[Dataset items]
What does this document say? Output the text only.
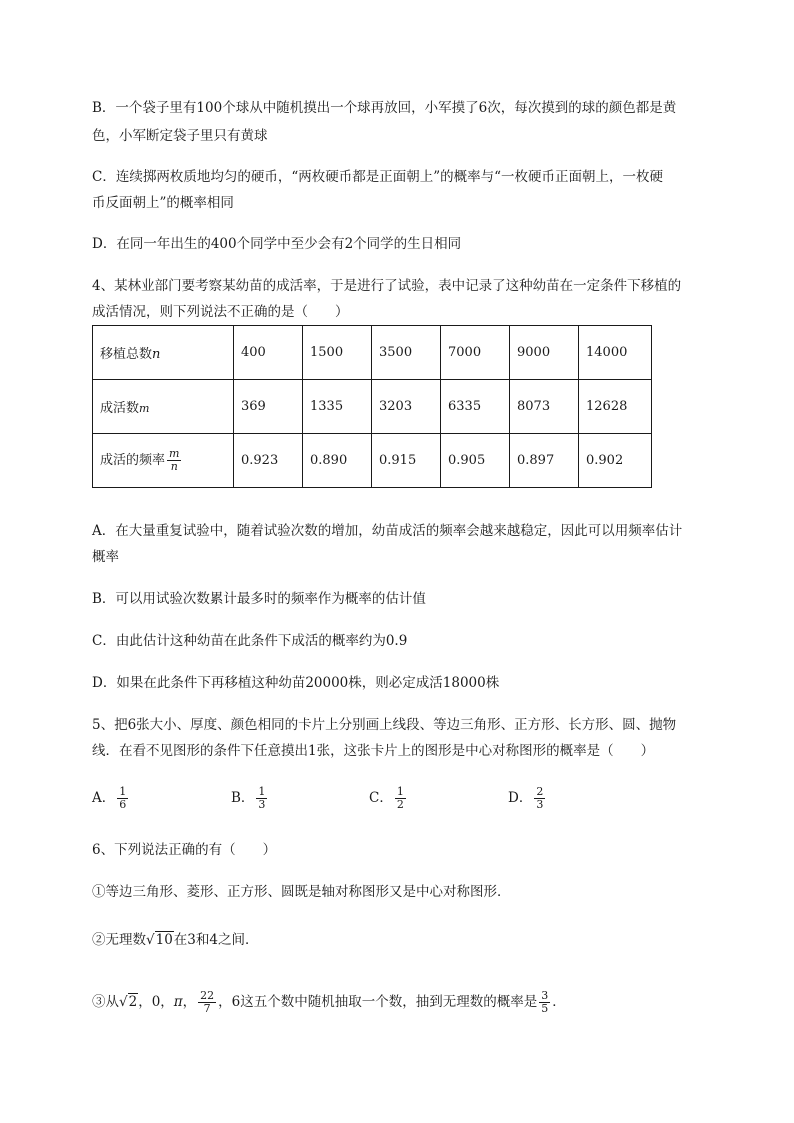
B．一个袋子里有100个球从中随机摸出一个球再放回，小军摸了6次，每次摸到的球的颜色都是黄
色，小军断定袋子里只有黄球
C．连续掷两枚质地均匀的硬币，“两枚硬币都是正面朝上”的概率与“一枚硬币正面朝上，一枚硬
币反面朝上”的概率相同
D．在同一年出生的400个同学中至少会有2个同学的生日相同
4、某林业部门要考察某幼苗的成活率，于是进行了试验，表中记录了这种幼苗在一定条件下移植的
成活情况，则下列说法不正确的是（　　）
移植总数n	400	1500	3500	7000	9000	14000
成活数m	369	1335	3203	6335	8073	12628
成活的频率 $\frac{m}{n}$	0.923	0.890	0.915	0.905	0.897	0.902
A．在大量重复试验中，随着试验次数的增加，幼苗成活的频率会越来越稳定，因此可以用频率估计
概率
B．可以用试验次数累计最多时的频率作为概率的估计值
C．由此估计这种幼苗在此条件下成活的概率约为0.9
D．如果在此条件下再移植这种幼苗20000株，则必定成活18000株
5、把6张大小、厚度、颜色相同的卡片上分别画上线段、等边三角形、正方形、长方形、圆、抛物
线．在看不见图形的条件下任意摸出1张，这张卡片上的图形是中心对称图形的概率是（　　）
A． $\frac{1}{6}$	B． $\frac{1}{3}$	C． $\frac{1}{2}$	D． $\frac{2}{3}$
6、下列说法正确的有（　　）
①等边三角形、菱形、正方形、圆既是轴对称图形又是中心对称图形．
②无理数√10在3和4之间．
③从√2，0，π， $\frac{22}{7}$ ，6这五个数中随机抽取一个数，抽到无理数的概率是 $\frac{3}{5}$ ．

= Written instruction =
Pictures in the data above should not be copied; transcribe everything else exactly.

= Written solution =
What does this document say? Output the text only.
B．一个袋子里有100个球从中随机摸出一个球再放回，小军摸了6次，每次摸到的球的颜色都是黄
色，小军断定袋子里只有黄球
C．连续掷两枚质地均匀的硬币，“两枚硬币都是正面朝上”的概率与“一枚硬币正面朝上，一枚硬
币反面朝上”的概率相同
D．在同一年出生的400个同学中至少会有2个同学的生日相同
4、某林业部门要考察某幼苗的成活率，于是进行了试验，表中记录了这种幼苗在一定条件下移植的
成活情况，则下列说法不正确的是（　　）
移植总数n	400	1500	3500	7000	9000	14000
成活数m	369	1335	3203	6335	8073	12628
成活的频率 $\frac{m}{n}$	0.923	0.890	0.915	0.905	0.897	0.902
A．在大量重复试验中，随着试验次数的增加，幼苗成活的频率会越来越稳定，因此可以用频率估计
概率
B．可以用试验次数累计最多时的频率作为概率的估计值
C．由此估计这种幼苗在此条件下成活的概率约为0.9
D．如果在此条件下再移植这种幼苗20000株，则必定成活18000株
5、把6张大小、厚度、颜色相同的卡片上分别画上线段、等边三角形、正方形、长方形、圆、抛物
线．在看不见图形的条件下任意摸出1张，这张卡片上的图形是中心对称图形的概率是（　　）
A． $\frac{1}{6}$	B． $\frac{1}{3}$	C． $\frac{1}{2}$	D． $\frac{2}{3}$
6、下列说法正确的有（　　）
①等边三角形、菱形、正方形、圆既是轴对称图形又是中心对称图形．
②无理数√10在3和4之间．
③从√2，0，π， $\frac{22}{7}$ ，6这五个数中随机抽取一个数，抽到无理数的概率是 $\frac{3}{5}$ ．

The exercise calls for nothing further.